RECORDS =>
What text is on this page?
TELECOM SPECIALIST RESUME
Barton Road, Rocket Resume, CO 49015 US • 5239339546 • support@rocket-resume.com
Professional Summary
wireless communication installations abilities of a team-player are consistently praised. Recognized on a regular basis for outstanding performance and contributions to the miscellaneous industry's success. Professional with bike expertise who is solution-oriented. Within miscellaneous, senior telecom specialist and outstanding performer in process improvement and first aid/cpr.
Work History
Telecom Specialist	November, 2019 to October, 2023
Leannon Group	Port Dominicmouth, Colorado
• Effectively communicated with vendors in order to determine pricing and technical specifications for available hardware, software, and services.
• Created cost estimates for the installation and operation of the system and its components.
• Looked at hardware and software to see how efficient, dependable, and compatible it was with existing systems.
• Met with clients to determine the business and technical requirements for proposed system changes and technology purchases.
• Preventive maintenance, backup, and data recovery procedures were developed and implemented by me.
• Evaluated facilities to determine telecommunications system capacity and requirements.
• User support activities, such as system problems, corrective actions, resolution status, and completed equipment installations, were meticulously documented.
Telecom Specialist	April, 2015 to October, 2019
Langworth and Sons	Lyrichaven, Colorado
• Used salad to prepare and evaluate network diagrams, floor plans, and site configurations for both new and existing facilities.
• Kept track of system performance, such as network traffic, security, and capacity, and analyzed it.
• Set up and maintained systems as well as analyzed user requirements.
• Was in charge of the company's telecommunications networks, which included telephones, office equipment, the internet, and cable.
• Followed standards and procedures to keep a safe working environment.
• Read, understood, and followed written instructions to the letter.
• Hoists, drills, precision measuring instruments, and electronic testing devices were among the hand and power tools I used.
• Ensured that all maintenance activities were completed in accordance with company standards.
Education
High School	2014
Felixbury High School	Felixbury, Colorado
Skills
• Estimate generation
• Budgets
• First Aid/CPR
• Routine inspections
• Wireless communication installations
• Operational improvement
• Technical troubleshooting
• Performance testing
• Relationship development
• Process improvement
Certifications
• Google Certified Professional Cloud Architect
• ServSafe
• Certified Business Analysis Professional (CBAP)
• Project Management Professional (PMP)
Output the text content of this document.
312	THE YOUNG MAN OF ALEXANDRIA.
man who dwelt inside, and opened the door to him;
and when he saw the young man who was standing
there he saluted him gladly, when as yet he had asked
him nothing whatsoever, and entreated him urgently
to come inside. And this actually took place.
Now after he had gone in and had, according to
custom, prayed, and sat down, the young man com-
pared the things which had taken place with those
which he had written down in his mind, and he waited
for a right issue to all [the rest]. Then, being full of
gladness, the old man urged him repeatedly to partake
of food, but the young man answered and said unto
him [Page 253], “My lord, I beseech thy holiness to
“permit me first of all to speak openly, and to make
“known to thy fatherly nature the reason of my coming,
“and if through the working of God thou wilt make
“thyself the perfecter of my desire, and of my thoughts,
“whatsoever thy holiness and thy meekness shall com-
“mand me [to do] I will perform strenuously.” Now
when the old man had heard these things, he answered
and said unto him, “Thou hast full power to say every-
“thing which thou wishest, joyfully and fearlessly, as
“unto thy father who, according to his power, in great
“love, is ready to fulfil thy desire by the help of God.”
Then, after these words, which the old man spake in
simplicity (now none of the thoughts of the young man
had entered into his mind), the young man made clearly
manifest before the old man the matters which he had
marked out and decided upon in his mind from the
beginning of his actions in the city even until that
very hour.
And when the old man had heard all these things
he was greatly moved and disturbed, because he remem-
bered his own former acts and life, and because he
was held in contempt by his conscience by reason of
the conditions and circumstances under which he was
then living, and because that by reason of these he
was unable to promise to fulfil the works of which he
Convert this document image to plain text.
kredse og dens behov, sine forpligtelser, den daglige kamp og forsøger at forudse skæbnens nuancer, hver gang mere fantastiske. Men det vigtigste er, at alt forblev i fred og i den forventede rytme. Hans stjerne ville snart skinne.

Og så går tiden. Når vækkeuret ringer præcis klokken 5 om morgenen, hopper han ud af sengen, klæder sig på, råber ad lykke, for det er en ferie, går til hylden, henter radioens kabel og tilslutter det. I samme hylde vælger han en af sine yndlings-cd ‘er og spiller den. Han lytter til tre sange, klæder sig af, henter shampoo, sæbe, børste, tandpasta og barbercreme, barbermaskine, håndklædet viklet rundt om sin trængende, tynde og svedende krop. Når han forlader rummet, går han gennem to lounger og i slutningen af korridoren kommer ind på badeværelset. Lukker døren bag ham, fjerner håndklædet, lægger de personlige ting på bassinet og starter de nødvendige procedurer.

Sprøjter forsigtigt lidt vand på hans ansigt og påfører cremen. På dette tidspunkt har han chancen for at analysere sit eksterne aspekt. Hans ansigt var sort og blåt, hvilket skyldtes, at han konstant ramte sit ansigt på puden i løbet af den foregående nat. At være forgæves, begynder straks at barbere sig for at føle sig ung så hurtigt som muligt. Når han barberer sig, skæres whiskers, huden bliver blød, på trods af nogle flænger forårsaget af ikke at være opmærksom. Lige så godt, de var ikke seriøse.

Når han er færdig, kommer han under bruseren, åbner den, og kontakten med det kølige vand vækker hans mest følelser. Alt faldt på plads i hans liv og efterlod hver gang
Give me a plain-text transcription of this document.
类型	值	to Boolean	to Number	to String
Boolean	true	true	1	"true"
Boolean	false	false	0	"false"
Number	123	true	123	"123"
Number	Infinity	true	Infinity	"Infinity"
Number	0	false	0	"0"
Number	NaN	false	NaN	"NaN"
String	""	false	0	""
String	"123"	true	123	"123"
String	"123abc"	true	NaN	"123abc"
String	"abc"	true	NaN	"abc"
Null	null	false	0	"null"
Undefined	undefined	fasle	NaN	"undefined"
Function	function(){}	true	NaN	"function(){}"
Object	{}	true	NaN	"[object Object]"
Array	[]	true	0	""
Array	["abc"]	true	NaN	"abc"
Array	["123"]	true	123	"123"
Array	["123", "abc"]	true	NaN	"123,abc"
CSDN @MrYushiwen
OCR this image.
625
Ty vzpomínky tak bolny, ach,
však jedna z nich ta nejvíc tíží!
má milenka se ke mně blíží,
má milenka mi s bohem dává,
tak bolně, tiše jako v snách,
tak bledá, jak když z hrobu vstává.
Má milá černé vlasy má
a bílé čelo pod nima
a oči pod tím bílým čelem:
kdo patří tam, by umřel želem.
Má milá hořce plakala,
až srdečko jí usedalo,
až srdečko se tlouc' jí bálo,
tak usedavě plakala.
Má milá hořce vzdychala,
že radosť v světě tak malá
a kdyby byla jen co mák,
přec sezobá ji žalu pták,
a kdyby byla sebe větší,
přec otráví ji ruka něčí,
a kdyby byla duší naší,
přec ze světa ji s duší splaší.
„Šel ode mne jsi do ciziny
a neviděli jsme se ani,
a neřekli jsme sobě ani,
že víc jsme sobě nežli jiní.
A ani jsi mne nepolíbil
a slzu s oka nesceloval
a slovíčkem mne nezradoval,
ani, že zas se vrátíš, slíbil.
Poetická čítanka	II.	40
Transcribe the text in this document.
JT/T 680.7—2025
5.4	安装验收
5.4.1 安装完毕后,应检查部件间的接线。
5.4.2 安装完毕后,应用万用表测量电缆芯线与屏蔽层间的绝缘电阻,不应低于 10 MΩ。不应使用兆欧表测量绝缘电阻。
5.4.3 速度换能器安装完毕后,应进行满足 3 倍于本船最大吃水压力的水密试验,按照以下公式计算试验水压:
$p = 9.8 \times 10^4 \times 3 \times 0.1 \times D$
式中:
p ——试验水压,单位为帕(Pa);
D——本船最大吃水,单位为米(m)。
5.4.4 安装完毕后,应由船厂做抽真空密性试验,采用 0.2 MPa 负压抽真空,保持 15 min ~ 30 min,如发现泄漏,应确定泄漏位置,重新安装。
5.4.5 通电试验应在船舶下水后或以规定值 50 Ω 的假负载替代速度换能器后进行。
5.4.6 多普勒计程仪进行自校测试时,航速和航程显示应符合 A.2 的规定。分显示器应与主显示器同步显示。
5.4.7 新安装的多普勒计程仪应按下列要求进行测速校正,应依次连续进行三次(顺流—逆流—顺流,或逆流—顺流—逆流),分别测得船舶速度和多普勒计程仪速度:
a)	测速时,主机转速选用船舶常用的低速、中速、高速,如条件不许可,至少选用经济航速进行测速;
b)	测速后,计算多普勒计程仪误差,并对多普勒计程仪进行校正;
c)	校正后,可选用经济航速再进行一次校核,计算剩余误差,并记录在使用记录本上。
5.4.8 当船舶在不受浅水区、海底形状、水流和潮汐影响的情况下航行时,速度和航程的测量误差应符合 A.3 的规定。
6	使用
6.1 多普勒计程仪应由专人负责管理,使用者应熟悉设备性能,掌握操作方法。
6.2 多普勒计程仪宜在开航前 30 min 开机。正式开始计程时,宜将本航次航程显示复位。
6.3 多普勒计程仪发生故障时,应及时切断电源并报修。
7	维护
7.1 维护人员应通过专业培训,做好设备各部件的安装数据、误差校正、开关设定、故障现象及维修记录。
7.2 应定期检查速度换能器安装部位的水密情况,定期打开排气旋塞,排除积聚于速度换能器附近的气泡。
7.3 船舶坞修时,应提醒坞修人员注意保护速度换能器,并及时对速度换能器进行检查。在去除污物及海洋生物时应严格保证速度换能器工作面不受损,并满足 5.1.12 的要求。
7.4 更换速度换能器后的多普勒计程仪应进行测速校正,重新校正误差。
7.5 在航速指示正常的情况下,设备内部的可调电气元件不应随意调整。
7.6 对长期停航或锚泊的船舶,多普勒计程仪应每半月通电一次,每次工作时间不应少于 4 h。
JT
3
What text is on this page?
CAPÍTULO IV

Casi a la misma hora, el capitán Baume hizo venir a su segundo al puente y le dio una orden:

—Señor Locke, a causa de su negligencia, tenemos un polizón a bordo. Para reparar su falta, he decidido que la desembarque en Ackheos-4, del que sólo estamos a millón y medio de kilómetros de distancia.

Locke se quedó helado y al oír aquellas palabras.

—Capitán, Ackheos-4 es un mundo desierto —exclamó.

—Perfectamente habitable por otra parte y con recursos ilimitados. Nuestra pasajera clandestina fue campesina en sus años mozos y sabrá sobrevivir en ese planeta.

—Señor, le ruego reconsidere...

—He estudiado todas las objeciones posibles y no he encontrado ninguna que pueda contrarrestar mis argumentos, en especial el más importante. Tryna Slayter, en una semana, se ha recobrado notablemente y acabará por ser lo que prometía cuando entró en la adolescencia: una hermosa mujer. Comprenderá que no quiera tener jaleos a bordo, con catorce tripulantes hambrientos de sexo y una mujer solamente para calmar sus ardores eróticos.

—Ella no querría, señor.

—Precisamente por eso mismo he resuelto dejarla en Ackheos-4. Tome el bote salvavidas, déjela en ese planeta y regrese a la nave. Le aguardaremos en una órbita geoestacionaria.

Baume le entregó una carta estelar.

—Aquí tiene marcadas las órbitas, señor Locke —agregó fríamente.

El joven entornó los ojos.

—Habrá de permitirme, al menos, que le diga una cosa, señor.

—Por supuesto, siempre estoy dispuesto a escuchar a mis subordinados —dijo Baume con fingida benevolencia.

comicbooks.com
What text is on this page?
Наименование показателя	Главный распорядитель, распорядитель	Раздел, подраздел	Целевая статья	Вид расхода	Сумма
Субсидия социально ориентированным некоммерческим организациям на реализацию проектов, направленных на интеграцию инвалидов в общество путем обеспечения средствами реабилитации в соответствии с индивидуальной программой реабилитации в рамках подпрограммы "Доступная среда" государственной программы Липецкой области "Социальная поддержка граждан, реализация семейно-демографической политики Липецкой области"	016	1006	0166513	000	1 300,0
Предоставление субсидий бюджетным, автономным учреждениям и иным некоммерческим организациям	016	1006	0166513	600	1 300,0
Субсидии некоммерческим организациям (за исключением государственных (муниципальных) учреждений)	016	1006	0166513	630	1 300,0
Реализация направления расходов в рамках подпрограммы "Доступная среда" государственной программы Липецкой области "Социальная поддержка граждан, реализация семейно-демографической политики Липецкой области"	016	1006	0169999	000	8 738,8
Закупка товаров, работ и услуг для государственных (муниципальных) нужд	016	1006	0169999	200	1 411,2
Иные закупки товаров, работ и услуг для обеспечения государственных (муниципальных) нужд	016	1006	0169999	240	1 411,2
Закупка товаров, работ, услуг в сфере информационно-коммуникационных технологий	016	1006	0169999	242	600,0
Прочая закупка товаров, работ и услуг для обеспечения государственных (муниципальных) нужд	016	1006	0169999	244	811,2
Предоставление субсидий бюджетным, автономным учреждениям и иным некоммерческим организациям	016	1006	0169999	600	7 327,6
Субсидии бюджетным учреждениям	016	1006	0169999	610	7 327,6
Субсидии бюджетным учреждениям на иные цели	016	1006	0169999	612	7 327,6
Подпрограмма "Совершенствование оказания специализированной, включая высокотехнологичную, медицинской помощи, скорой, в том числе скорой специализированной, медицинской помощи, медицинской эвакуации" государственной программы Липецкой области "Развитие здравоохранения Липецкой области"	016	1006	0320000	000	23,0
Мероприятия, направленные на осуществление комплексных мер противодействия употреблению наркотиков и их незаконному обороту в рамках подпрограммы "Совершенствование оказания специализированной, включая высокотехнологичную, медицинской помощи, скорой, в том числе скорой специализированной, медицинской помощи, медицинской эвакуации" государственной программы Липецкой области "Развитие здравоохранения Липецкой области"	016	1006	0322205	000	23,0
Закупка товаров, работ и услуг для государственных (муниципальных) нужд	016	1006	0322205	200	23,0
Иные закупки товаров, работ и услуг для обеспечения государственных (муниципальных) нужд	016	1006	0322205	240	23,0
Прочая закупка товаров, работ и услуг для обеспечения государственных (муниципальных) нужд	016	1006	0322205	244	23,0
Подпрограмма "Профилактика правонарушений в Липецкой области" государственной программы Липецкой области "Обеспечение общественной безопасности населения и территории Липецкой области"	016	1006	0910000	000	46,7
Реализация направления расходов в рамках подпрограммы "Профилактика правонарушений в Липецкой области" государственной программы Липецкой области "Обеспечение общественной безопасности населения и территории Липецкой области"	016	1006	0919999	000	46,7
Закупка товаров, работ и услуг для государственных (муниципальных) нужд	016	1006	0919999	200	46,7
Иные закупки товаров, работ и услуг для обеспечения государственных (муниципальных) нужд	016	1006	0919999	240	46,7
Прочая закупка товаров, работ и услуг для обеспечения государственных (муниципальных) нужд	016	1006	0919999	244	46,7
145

EXERCISE DETAILS =>
Show, from the listing above, each line that contains the word "which".

RESULT BELOW =>
• Was in charge of the company's telecommunications networks, which included telephones, office equipment, the internet, and cable.
pared the things which had taken place with those
which he had written down in his mind, and he waited
“thing which thou wishest, joyfully and fearlessly, as
Then, after these words, which the old man spake in
manifest before the old man the matters which he had
the conditions and circumstances under which he was
was unable to promise to fulfil the works of which he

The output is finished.